[Data excerpts]
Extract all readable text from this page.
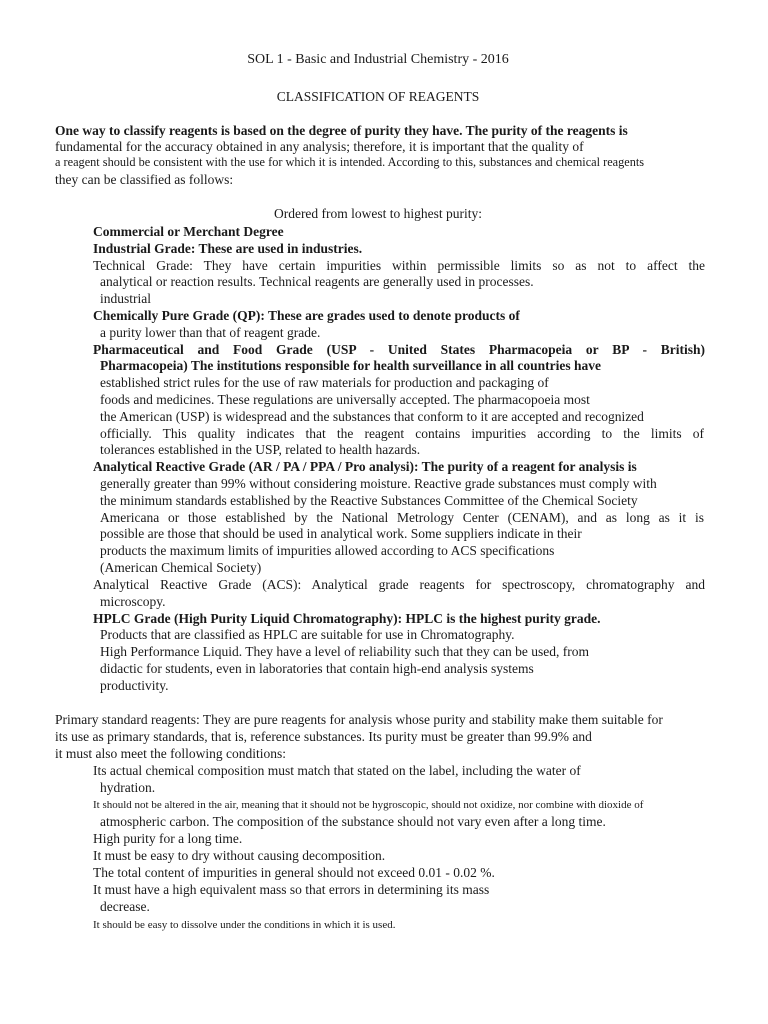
SOL 1 - Basic and Industrial Chemistry - 2016
CLASSIFICATION OF REAGENTS
One way to classify reagents is based on the degree of purity they have. The purity of the reagents is
fundamental for the accuracy obtained in any analysis; therefore, it is important that the quality of
a reagent should be consistent with the use for which it is intended. According to this, substances and chemical reagents
they can be classified as follows:
Ordered from lowest to highest purity:
Commercial or Merchant Degree
Industrial Grade: These are used in industries.
Technical Grade: They have certain impurities within permissible limits so as not to affect the
analytical or reaction results. Technical reagents are generally used in processes.
industrial
Chemically Pure Grade (QP): These are grades used to denote products of
a purity lower than that of reagent grade.
Pharmaceutical and Food Grade (USP - United States Pharmacopeia or BP - British)
Pharmacopeia) The institutions responsible for health surveillance in all countries have
established strict rules for the use of raw materials for production and packaging of
foods and medicines. These regulations are universally accepted. The pharmacopoeia most
the American (USP) is widespread and the substances that conform to it are accepted and recognized
officially. This quality indicates that the reagent contains impurities according to the limits of
tolerances established in the USP, related to health hazards.
Analytical Reactive Grade (AR / PA / PPA / Pro analysi): The purity of a reagent for analysis is
generally greater than 99% without considering moisture. Reactive grade substances must comply with
the minimum standards established by the Reactive Substances Committee of the Chemical Society
Americana or those established by the National Metrology Center (CENAM), and as long as it is
possible are those that should be used in analytical work. Some suppliers indicate in their
products the maximum limits of impurities allowed according to ACS specifications
(American Chemical Society)
Analytical Reactive Grade (ACS): Analytical grade reagents for spectroscopy, chromatography and
microscopy.
HPLC Grade (High Purity Liquid Chromatography): HPLC is the highest purity grade.
Products that are classified as HPLC are suitable for use in Chromatography.
High Performance Liquid. They have a level of reliability such that they can be used, from
didactic for students, even in laboratories that contain high-end analysis systems
productivity.
Primary standard reagents: They are pure reagents for analysis whose purity and stability make them suitable for
its use as primary standards, that is, reference substances. Its purity must be greater than 99.9% and
it must also meet the following conditions:
Its actual chemical composition must match that stated on the label, including the water of
hydration.
It should not be altered in the air, meaning that it should not be hygroscopic, should not oxidize, nor combine with dioxide of
atmospheric carbon. The composition of the substance should not vary even after a long time.
High purity for a long time.
It must be easy to dry without causing decomposition.
The total content of impurities in general should not exceed 0.01 - 0.02 %.
It must have a high equivalent mass so that errors in determining its mass
decrease.
It should be easy to dissolve under the conditions in which it is used.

DIRECTION:
Restate the records word for word, omitting images.

EXERCISE OUTPUT:
Extract all readable text from this page.
SOL 1 - Basic and Industrial Chemistry - 2016
CLASSIFICATION OF REAGENTS
One way to classify reagents is based on the degree of purity they have. The purity of the reagents is
fundamental for the accuracy obtained in any analysis; therefore, it is important that the quality of
a reagent should be consistent with the use for which it is intended. According to this, substances and chemical reagents
they can be classified as follows:
Ordered from lowest to highest purity:
Commercial or Merchant Degree
Industrial Grade: These are used in industries.
Technical Grade: They have certain impurities within permissible limits so as not to affect the
analytical or reaction results. Technical reagents are generally used in processes.
industrial
Chemically Pure Grade (QP): These are grades used to denote products of
a purity lower than that of reagent grade.
Pharmaceutical and Food Grade (USP - United States Pharmacopeia or BP - British)
Pharmacopeia) The institutions responsible for health surveillance in all countries have
established strict rules for the use of raw materials for production and packaging of
foods and medicines. These regulations are universally accepted. The pharmacopoeia most
the American (USP) is widespread and the substances that conform to it are accepted and recognized
officially. This quality indicates that the reagent contains impurities according to the limits of
tolerances established in the USP, related to health hazards.
Analytical Reactive Grade (AR / PA / PPA / Pro analysi): The purity of a reagent for analysis is
generally greater than 99% without considering moisture. Reactive grade substances must comply with
the minimum standards established by the Reactive Substances Committee of the Chemical Society
Americana or those established by the National Metrology Center (CENAM), and as long as it is
possible are those that should be used in analytical work. Some suppliers indicate in their
products the maximum limits of impurities allowed according to ACS specifications
(American Chemical Society)
Analytical Reactive Grade (ACS): Analytical grade reagents for spectroscopy, chromatography and
microscopy.
HPLC Grade (High Purity Liquid Chromatography): HPLC is the highest purity grade.
Products that are classified as HPLC are suitable for use in Chromatography.
High Performance Liquid. They have a level of reliability such that they can be used, from
didactic for students, even in laboratories that contain high-end analysis systems
productivity.
Primary standard reagents: They are pure reagents for analysis whose purity and stability make them suitable for
its use as primary standards, that is, reference substances. Its purity must be greater than 99.9% and
it must also meet the following conditions:
Its actual chemical composition must match that stated on the label, including the water of
hydration.
It should not be altered in the air, meaning that it should not be hygroscopic, should not oxidize, nor combine with dioxide of
atmospheric carbon. The composition of the substance should not vary even after a long time.
High purity for a long time.
It must be easy to dry without causing decomposition.
The total content of impurities in general should not exceed 0.01 - 0.02 %.
It must have a high equivalent mass so that errors in determining its mass
decrease.
It should be easy to dissolve under the conditions in which it is used.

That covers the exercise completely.